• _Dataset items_
** START **
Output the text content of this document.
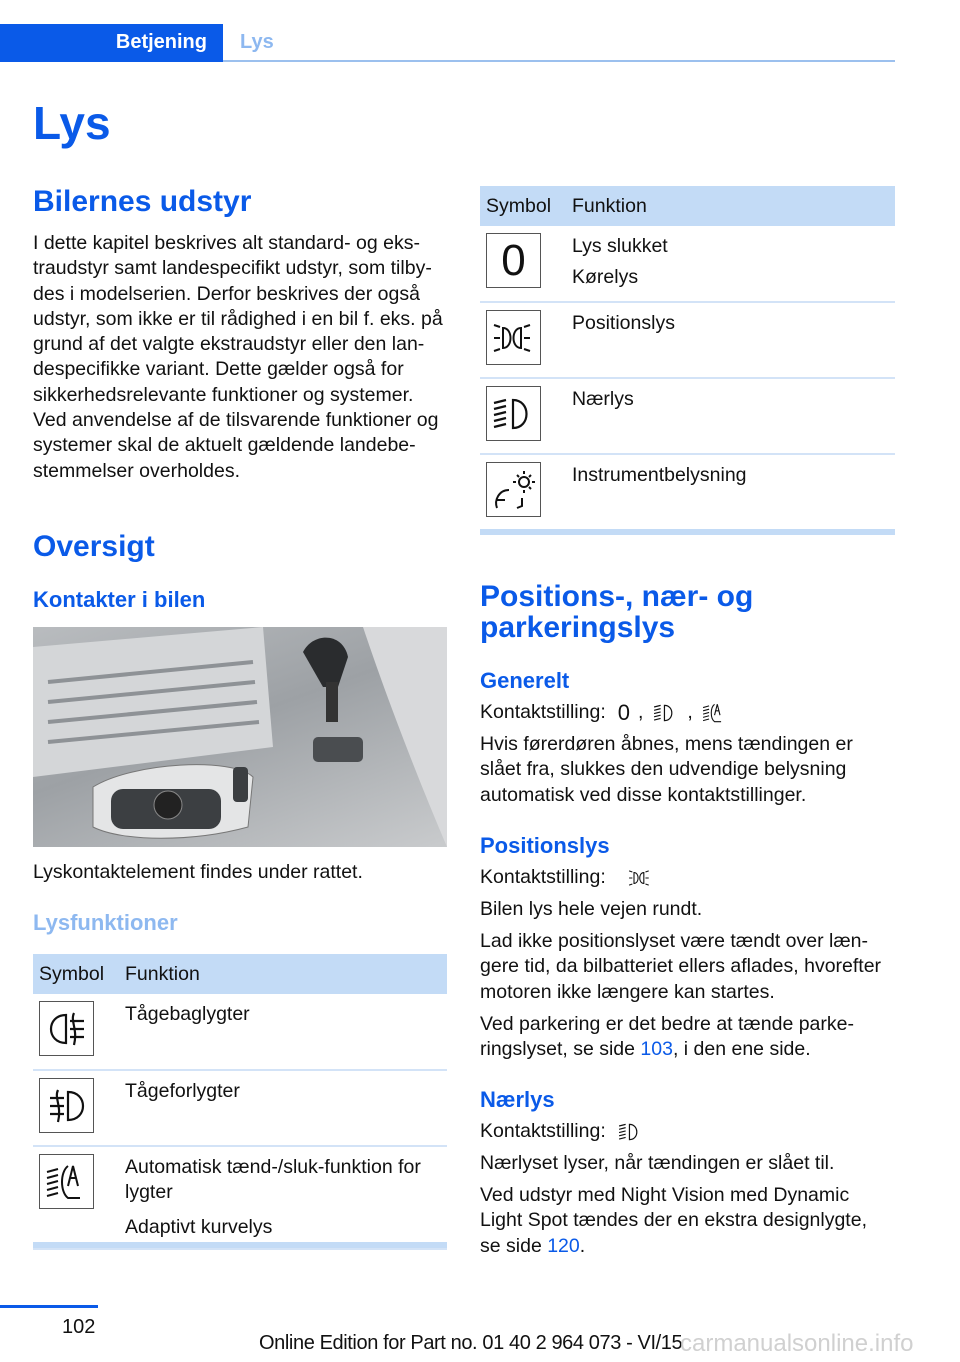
Betjening	Lys
Lys
Bilernes udstyr
I dette kapitel beskrives alt standard- og eks-
traudstyr samt landespecifikt udstyr, som tilby-
des i modelserien. Derfor beskrives der også
udstyr, som ikke er til rådighed i en bil f. eks. på
grund af det valgte ekstraudstyr eller den lan-
despecifikke variant. Dette gælder også for
sikkerhedsrelevante funktioner og systemer.
Ved anvendelse af de tilsvarende funktioner og
systemer skal de aktuelt gældende landebe-
stemmelser overholdes.
Oversigt
Kontakter i bilen
Lyskontaktelement findes under rattet.
Lysfunktioner
Symbol	Funktion

Tågebaglygter

Tågeforlygter

Automatisk tænd-/sluk-funktion for lygter
Adaptivt kurvelys
Symbol	Funktion

0	Lys slukket
Kørelys

Positionslys

Nærlys

Instrumentbelysning
Positions-, nær- og
parkeringslys
Generelt
Kontaktstilling: 0 , ,
Hvis førerdøren åbnes, mens tændingen er
slået fra, slukkes den udvendige belysning
automatisk ved disse kontaktstillinger.
Positionslys
Kontaktstilling:
Bilen lys hele vejen rundt.
Lad ikke positionslyset være tændt over læn-
gere tid, da bilbatteriet ellers aflades, hvorefter
motoren ikke længere kan startes.
Ved parkering er det bedre at tænde parke-
ringslyset, se side 103, i den ene side.
Nærlys
Kontaktstilling:
Nærlyset lyser, når tændingen er slået til.
Ved udstyr med Night Vision med Dynamic
Light Spot tændes der en ekstra designlygte,
se side 120.
102
Online Edition for Part no. 01 40 2 964 073 - VI/15
carmanualsonline.info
** END **
• _The exercise_
Return a copy of every line that includes the word "systemer".

• _Result_
sikkerhedsrelevante funktioner og systemer.
systemer skal de aktuelt gældende landebe-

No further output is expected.